Pick out the lines below that contain the string "this" and copy them all.

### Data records
=====

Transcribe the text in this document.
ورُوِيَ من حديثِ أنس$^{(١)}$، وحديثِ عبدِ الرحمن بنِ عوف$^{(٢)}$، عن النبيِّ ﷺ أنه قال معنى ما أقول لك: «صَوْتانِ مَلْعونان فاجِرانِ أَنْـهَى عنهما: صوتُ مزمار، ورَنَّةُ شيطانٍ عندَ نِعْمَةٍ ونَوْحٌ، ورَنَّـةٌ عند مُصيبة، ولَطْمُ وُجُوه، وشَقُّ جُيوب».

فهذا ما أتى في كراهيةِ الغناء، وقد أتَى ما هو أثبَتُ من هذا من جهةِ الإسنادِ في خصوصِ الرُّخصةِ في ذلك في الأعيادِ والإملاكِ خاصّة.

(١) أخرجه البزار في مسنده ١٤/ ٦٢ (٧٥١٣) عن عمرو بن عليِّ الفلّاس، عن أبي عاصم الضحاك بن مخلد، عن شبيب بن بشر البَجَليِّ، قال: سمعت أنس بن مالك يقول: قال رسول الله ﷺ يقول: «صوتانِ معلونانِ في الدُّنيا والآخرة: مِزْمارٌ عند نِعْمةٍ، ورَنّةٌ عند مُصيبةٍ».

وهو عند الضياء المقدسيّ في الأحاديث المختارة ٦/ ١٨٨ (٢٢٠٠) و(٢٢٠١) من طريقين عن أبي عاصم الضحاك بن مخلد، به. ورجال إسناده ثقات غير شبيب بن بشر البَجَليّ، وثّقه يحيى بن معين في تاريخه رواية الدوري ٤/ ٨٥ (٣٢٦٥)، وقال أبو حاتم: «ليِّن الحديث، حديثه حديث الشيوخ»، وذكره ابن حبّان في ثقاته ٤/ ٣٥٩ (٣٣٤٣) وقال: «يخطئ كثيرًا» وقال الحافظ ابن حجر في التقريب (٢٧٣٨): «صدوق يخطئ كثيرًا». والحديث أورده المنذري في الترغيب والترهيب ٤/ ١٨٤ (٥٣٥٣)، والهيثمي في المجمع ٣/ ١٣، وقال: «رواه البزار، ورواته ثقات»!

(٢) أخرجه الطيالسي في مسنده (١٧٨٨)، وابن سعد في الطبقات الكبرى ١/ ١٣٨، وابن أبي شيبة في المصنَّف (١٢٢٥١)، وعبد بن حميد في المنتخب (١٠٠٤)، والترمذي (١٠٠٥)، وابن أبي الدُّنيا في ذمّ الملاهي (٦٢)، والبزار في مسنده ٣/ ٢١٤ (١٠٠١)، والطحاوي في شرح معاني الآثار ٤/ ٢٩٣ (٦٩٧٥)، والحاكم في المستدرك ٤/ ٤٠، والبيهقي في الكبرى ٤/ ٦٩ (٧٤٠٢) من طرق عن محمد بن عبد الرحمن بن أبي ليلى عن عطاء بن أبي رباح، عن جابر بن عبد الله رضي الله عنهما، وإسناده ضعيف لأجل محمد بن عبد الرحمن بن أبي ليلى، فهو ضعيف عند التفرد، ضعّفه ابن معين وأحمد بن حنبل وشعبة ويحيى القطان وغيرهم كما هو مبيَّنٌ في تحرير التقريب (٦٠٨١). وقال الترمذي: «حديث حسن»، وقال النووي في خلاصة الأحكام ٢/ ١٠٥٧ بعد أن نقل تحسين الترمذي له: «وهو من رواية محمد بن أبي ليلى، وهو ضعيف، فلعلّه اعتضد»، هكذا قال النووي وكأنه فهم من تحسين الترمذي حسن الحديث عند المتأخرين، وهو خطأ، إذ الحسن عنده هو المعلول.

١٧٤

=====

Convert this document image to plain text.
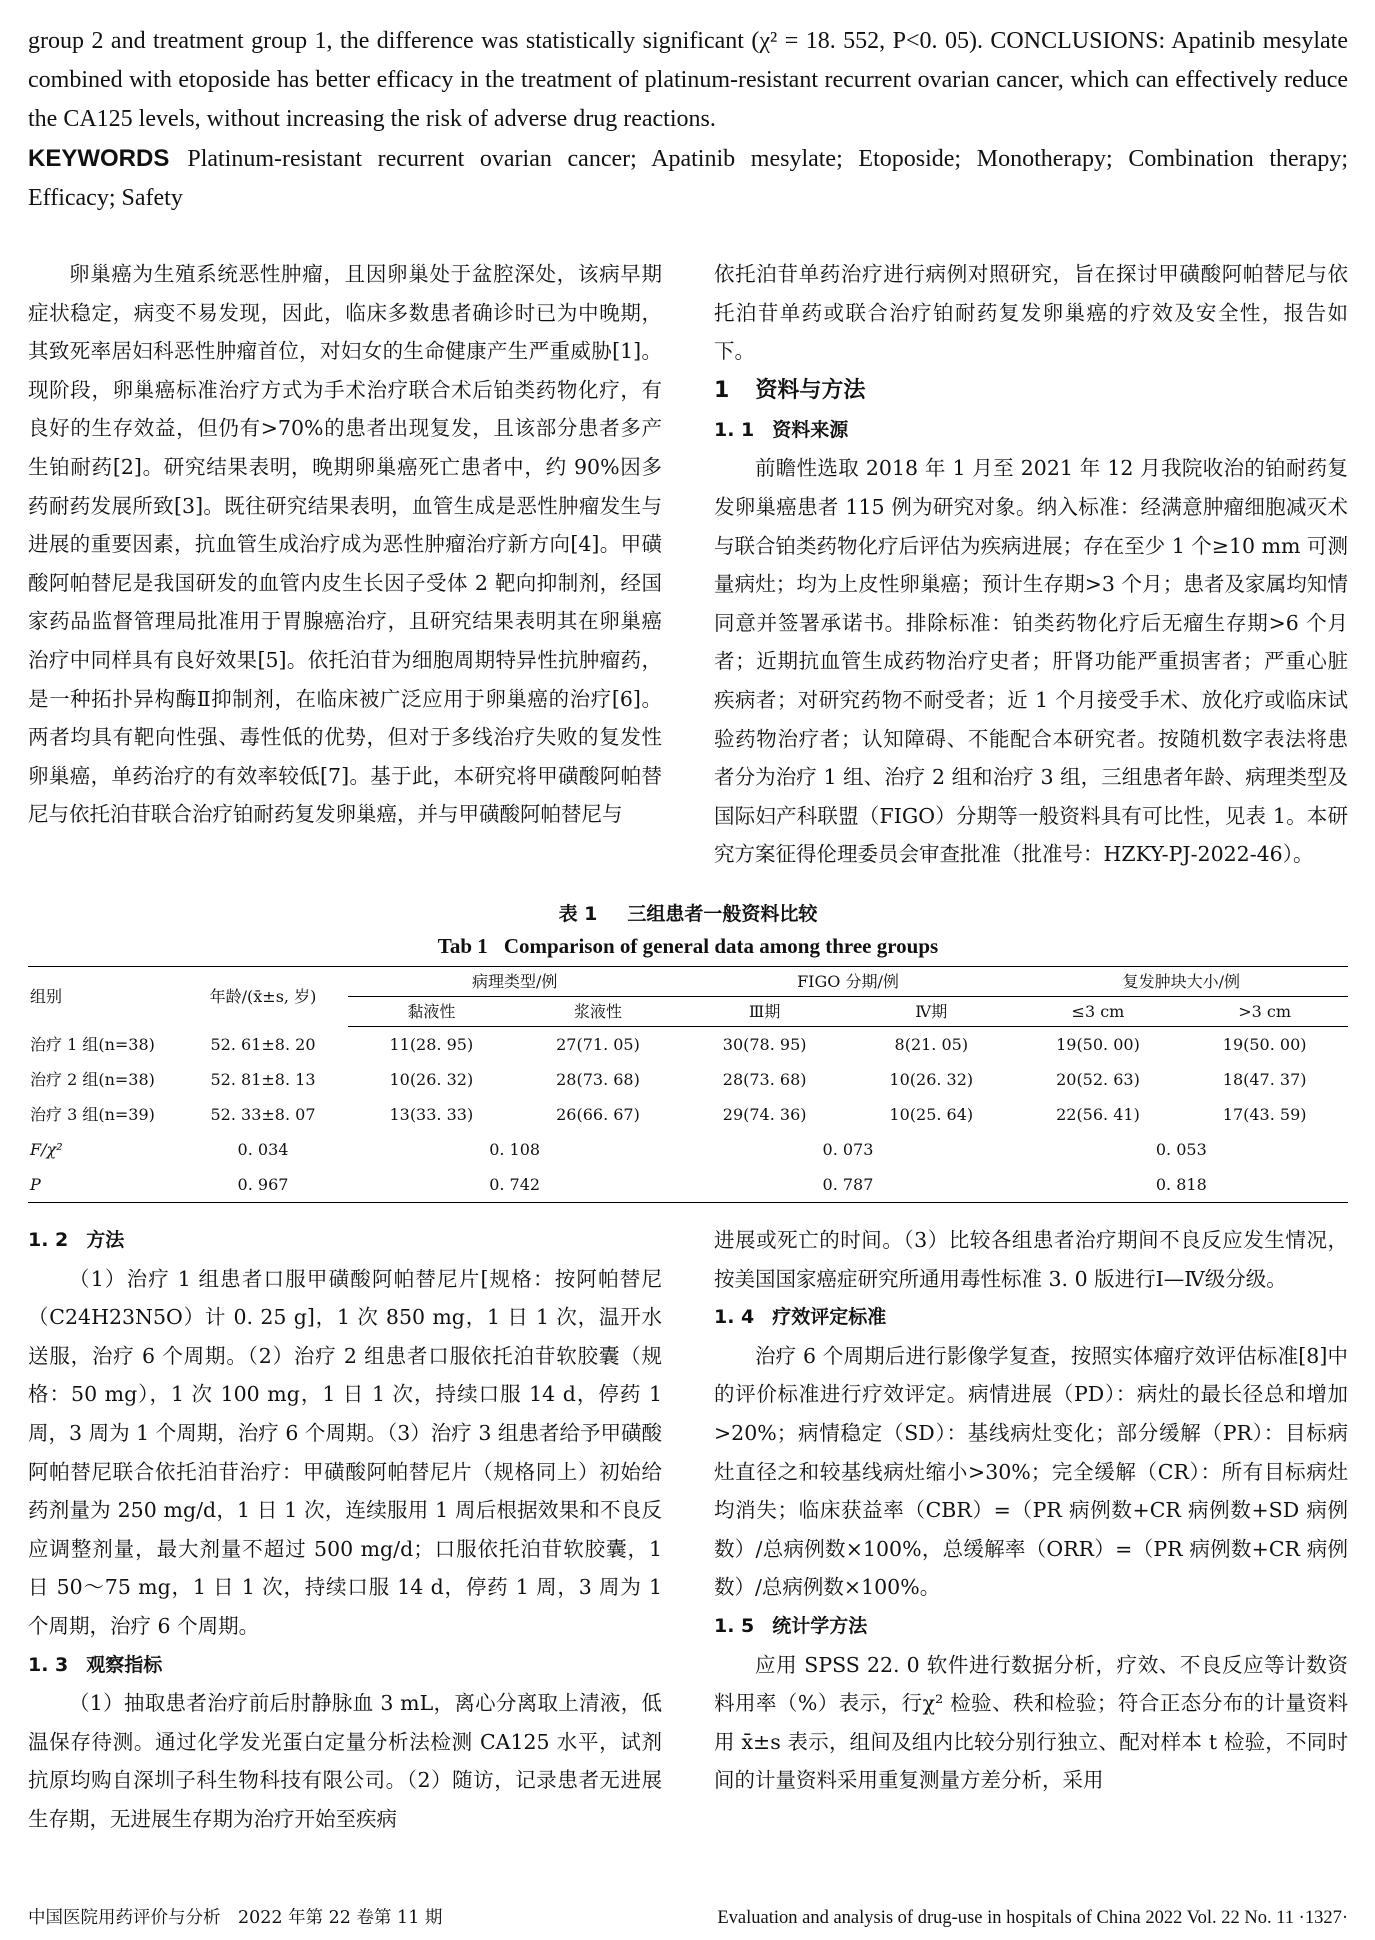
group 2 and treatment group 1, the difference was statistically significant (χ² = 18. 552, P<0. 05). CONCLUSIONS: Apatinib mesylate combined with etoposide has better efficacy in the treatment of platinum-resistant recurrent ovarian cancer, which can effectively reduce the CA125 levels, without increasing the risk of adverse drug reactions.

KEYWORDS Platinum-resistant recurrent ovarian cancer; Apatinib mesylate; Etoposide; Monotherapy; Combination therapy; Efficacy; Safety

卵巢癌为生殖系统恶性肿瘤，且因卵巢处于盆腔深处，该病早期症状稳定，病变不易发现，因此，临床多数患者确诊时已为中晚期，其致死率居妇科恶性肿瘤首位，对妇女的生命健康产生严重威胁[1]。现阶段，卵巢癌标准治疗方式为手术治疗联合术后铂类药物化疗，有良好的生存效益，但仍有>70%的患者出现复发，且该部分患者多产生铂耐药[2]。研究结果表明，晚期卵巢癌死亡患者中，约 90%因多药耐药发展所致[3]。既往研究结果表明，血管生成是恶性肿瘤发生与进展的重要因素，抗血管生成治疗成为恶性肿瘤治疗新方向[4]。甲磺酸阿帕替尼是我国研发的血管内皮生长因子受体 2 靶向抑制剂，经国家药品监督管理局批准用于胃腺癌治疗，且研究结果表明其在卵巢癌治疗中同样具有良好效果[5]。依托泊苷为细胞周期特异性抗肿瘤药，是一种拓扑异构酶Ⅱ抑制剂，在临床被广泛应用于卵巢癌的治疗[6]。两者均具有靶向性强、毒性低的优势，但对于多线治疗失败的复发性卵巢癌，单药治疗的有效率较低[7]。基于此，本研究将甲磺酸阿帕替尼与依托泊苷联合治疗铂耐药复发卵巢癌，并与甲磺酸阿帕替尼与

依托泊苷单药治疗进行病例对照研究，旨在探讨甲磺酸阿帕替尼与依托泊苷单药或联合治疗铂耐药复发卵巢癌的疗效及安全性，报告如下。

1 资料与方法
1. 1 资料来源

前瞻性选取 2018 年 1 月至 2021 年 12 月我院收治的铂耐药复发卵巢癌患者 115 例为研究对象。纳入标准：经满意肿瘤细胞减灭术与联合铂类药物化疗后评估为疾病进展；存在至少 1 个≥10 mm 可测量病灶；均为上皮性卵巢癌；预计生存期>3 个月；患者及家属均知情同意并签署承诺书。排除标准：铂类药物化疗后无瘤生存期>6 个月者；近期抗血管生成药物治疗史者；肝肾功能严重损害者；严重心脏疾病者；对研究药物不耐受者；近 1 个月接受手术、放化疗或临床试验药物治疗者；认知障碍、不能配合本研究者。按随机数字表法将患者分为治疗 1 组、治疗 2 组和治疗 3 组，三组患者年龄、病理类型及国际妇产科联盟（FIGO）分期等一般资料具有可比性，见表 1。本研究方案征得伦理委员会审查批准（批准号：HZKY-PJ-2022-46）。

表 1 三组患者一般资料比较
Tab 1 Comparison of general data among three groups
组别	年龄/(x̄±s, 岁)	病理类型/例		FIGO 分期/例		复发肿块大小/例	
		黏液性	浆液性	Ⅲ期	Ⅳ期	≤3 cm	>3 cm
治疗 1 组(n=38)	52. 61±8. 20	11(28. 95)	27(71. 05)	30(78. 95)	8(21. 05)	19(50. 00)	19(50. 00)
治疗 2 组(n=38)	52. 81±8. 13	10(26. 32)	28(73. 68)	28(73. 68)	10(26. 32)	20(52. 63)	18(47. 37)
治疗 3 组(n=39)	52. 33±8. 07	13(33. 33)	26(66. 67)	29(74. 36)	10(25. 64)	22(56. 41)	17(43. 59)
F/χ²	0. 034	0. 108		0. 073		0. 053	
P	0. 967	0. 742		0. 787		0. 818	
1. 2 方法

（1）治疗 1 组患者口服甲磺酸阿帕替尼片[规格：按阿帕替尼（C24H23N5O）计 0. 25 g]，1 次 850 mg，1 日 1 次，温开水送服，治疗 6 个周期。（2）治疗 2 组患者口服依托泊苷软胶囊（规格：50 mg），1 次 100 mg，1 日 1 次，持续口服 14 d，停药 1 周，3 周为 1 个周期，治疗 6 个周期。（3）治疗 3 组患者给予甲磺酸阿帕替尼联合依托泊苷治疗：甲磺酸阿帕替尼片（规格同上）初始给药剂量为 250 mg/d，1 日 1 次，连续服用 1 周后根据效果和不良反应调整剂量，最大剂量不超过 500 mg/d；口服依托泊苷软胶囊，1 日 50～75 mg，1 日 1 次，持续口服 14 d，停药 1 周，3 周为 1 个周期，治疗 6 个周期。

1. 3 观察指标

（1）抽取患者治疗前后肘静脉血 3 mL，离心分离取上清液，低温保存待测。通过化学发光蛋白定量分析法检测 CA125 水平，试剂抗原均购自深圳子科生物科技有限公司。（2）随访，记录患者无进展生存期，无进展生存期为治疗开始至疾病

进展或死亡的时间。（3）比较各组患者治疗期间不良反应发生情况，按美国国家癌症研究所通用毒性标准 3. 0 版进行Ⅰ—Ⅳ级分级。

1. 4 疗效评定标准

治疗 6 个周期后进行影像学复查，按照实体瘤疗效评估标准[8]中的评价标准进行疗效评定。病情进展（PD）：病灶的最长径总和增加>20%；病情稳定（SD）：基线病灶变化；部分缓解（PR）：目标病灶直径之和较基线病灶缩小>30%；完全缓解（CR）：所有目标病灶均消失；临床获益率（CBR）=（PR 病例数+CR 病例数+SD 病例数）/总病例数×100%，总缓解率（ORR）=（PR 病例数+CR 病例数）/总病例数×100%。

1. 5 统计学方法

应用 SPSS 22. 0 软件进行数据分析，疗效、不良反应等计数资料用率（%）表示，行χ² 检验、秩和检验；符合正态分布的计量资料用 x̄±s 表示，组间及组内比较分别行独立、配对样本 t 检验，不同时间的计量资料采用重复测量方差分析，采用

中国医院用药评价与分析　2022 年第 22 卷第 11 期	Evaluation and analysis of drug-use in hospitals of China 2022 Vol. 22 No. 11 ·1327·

=====

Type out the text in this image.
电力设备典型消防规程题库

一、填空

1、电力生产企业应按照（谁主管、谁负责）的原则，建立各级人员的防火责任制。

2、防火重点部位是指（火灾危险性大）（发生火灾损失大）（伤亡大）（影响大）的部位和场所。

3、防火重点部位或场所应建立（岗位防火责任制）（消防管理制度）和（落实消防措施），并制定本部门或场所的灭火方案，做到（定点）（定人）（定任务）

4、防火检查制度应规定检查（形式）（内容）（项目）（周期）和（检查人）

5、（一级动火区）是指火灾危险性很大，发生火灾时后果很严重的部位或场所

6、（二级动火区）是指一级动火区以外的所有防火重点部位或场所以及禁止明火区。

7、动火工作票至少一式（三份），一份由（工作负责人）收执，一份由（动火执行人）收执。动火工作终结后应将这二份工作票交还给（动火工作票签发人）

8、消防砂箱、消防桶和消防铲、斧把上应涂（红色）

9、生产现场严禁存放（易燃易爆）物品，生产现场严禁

=====

### Written solution
Transcribe the text in this document.
Convert this document image to plain text.
Type out the text in this image.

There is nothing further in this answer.